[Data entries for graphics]

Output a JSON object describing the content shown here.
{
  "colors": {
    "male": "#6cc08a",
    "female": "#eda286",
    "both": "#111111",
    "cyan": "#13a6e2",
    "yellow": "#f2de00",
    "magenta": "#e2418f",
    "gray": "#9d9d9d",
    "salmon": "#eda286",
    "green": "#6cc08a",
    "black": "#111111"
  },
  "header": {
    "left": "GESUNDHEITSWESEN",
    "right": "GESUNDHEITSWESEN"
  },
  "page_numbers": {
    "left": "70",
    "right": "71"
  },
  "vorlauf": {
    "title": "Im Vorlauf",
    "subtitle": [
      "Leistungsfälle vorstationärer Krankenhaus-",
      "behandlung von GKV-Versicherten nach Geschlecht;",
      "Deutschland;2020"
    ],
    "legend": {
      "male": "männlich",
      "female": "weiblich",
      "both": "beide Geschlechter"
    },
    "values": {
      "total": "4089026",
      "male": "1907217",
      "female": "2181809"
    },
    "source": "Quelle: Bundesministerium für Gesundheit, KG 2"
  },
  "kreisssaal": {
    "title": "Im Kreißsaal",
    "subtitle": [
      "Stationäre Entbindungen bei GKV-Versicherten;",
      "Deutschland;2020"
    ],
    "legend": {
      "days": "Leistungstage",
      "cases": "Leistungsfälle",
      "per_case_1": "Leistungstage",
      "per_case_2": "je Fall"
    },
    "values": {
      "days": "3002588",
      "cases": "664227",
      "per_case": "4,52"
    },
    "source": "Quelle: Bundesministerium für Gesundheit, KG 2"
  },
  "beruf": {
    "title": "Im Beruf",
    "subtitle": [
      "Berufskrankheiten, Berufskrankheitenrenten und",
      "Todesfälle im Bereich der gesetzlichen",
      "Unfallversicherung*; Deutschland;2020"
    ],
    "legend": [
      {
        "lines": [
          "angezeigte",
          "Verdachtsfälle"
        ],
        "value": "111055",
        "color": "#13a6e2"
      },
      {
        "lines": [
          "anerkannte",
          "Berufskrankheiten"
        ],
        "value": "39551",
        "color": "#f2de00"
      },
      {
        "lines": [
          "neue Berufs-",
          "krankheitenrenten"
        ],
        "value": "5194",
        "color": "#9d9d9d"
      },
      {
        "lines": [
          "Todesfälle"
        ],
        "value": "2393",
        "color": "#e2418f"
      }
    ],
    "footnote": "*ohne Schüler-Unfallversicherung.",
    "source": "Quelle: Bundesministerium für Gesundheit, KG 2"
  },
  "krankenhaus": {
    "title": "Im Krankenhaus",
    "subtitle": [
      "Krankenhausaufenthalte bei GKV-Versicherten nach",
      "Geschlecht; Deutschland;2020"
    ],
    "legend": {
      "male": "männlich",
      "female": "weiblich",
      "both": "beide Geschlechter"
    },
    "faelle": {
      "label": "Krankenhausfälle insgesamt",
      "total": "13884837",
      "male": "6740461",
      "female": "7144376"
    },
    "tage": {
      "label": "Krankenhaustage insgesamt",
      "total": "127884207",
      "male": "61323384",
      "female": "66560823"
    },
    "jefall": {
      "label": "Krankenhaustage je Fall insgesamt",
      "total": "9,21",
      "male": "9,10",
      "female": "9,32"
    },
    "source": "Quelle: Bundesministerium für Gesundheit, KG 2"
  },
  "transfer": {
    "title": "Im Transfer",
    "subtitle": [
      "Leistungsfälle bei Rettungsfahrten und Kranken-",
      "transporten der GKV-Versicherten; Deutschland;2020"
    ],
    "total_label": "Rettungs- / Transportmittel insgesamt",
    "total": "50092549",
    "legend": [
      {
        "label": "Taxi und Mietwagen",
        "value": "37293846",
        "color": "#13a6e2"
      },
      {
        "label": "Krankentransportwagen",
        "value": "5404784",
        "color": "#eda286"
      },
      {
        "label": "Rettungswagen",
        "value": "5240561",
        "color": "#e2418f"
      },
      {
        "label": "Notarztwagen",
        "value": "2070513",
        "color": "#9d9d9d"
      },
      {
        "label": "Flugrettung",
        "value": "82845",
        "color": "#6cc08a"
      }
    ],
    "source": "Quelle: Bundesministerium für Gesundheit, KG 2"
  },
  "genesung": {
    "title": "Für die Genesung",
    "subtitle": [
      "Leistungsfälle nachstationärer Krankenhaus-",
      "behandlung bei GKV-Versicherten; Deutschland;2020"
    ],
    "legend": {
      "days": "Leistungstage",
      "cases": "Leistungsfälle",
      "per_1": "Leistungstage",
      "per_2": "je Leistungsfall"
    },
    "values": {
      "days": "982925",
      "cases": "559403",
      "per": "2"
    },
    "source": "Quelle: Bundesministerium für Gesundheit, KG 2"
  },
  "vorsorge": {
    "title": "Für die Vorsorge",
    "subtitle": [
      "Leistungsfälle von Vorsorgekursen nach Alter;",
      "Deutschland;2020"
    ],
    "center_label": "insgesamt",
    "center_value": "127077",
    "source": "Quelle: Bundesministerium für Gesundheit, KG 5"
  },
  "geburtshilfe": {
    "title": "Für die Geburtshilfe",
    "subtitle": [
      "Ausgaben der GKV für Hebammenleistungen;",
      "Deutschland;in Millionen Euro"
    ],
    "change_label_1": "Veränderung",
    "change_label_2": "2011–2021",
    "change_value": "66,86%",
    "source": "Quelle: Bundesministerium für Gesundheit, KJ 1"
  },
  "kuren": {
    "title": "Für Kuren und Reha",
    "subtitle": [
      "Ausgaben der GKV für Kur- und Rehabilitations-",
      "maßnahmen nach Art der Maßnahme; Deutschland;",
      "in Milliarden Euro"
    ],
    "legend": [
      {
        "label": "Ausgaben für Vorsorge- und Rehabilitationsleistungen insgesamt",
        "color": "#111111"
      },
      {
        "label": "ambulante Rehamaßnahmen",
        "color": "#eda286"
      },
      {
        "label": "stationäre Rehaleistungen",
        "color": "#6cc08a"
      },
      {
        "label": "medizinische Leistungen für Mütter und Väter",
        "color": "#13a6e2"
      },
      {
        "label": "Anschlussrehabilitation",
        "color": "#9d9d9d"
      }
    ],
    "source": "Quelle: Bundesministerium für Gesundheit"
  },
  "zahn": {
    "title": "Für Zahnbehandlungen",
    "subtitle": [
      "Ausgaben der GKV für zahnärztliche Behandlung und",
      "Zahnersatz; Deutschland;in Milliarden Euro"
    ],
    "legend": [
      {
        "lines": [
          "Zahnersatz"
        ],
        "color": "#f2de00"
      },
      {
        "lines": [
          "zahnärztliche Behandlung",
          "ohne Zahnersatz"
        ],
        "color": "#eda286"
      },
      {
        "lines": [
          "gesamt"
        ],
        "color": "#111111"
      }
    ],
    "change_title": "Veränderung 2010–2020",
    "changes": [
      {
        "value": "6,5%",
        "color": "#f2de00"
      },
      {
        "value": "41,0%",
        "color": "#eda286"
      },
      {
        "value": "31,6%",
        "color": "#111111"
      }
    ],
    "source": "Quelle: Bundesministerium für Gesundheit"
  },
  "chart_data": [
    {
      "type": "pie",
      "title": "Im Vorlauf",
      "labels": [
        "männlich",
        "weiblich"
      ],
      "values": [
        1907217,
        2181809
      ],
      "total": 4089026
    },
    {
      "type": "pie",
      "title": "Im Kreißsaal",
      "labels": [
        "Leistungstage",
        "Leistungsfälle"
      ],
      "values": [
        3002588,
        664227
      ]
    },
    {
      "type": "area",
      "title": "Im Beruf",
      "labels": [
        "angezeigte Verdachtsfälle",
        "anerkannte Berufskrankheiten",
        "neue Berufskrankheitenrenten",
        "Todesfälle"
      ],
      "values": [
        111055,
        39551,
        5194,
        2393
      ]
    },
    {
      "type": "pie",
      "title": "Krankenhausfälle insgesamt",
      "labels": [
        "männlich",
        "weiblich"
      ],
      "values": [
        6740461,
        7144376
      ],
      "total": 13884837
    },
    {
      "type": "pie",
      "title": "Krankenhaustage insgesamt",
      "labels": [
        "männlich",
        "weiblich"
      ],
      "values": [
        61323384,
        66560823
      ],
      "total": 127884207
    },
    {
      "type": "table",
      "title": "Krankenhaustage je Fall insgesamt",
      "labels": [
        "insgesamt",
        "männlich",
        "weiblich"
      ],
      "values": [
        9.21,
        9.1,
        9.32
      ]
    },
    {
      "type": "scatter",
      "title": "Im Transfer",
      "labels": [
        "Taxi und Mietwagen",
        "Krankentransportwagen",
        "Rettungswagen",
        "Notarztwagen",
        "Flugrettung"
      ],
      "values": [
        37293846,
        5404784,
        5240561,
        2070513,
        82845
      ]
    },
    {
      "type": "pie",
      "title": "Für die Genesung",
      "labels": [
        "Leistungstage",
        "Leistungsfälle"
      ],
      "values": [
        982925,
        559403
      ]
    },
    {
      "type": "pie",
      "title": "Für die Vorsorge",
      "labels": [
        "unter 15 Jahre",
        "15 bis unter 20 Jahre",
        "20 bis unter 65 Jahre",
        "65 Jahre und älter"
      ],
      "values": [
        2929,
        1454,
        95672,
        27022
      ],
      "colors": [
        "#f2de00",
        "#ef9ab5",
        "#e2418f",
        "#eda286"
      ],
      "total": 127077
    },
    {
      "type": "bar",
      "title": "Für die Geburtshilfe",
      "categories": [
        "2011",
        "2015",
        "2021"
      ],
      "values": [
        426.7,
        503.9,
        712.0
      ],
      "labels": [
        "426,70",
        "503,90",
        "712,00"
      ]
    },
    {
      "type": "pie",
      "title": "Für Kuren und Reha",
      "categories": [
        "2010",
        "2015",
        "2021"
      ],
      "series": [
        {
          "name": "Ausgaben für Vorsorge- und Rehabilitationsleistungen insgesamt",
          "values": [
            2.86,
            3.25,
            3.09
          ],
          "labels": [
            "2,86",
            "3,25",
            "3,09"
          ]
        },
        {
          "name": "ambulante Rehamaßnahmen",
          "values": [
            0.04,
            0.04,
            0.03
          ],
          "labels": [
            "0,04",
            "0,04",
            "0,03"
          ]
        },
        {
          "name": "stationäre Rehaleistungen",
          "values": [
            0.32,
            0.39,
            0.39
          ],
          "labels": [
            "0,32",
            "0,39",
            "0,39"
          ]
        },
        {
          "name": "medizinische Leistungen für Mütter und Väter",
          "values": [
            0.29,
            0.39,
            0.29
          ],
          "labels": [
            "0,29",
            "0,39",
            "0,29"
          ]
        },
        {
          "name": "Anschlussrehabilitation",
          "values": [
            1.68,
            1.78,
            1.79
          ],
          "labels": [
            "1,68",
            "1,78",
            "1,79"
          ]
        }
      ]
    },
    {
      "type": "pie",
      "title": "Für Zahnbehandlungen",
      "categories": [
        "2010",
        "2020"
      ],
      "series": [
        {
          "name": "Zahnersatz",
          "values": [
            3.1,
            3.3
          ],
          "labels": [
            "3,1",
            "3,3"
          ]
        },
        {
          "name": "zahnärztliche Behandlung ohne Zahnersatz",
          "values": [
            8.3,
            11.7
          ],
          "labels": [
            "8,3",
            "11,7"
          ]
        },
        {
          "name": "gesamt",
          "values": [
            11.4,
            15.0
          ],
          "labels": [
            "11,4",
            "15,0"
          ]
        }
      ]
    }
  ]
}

**Task directions**
If a line contains the word "zahnärztliche", it counts; please state how many such lines the records above have, and nothing more.

**Solution to this problem**
3